Without the pictures, repeat the listing character for character.

--- Given data ---

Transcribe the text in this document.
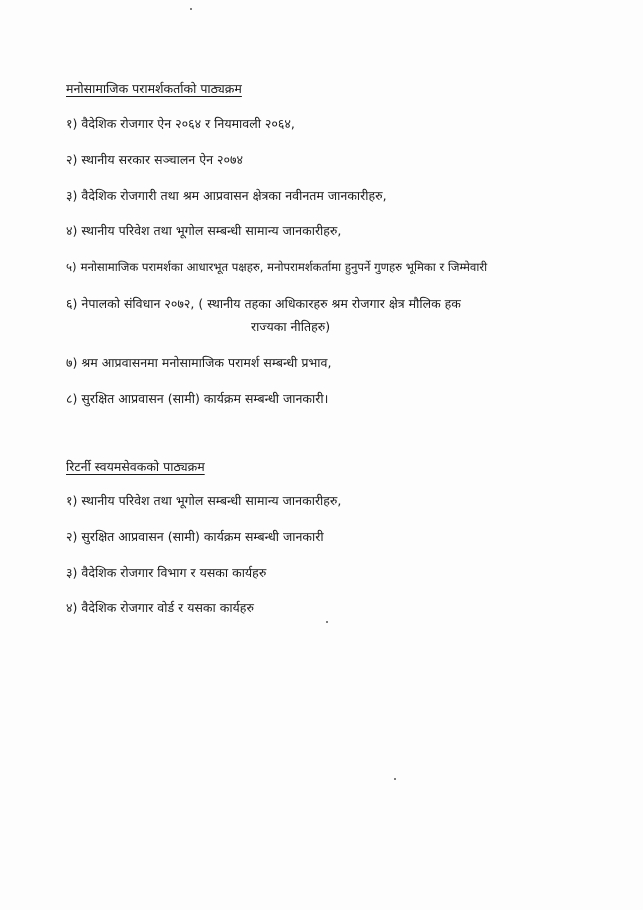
मनोसामाजिक परामर्शकर्ताको पाठ्यक्रम
१) वैदेशिक रोजगार ऐन २०६४ र नियमावली २०६४,
२) स्थानीय सरकार सञ्चालन ऐन २०७४
३) वैदेशिक रोजगारी तथा श्रम आप्रवासन क्षेत्रका नवीनतम जानकारीहरु,
४) स्थानीय परिवेश तथा भूगोल सम्बन्धी सामान्य जानकारीहरु,
५) मनोसामाजिक परामर्शका आधारभूत पक्षहरु, मनोपरामर्शकर्तामा हुनुपर्ने गुणहरु भूमिका र जिम्मेवारी
६) नेपालको संविधान २०७२, ( स्थानीय तहका अधिकारहरु श्रम रोजगार क्षेत्र मौलिक हक
राज्यका नीतिहरु)
७) श्रम आप्रवासनमा मनोसामाजिक परामर्श सम्बन्धी प्रभाव,
८) सुरक्षित आप्रवासन (सामी) कार्यक्रम सम्बन्धी जानकारी।
रिटर्नी स्वयमसेवकको पाठ्यक्रम
१) स्थानीय परिवेश तथा भूगोल सम्बन्धी सामान्य जानकारीहरु,
२) सुरक्षित आप्रवासन (सामी) कार्यक्रम सम्बन्धी जानकारी
३) वैदेशिक रोजगार विभाग र यसका कार्यहरु
४) वैदेशिक रोजगार वोर्ड र यसका कार्यहरु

---

> _Solved problem_
Transcribe the text in this document.
मनोसामाजिक परामर्शकर्ताको पाठ्यक्रम
१) वैदेशिक रोजगार ऐन २०६४ र नियमावली २०६४,
२) स्थानीय सरकार सञ्चालन ऐन २०७४
३) वैदेशिक रोजगारी तथा श्रम आप्रवासन क्षेत्रका नवीनतम जानकारीहरु,
४) स्थानीय परिवेश तथा भूगोल सम्बन्धी सामान्य जानकारीहरु,
५) मनोसामाजिक परामर्शका आधारभूत पक्षहरु, मनोपरामर्शकर्तामा हुनुपर्ने गुणहरु भूमिका र जिम्मेवारी
६) नेपालको संविधान २०७२, ( स्थानीय तहका अधिकारहरु श्रम रोजगार क्षेत्र मौलिक हक
राज्यका नीतिहरु)
७) श्रम आप्रवासनमा मनोसामाजिक परामर्श सम्बन्धी प्रभाव,
८) सुरक्षित आप्रवासन (सामी) कार्यक्रम सम्बन्धी जानकारी।
रिटर्नी स्वयमसेवकको पाठ्यक्रम
१) स्थानीय परिवेश तथा भूगोल सम्बन्धी सामान्य जानकारीहरु,
२) सुरक्षित आप्रवासन (सामी) कार्यक्रम सम्बन्धी जानकारी
३) वैदेशिक रोजगार विभाग र यसका कार्यहरु
४) वैदेशिक रोजगार वोर्ड र यसका कार्यहरु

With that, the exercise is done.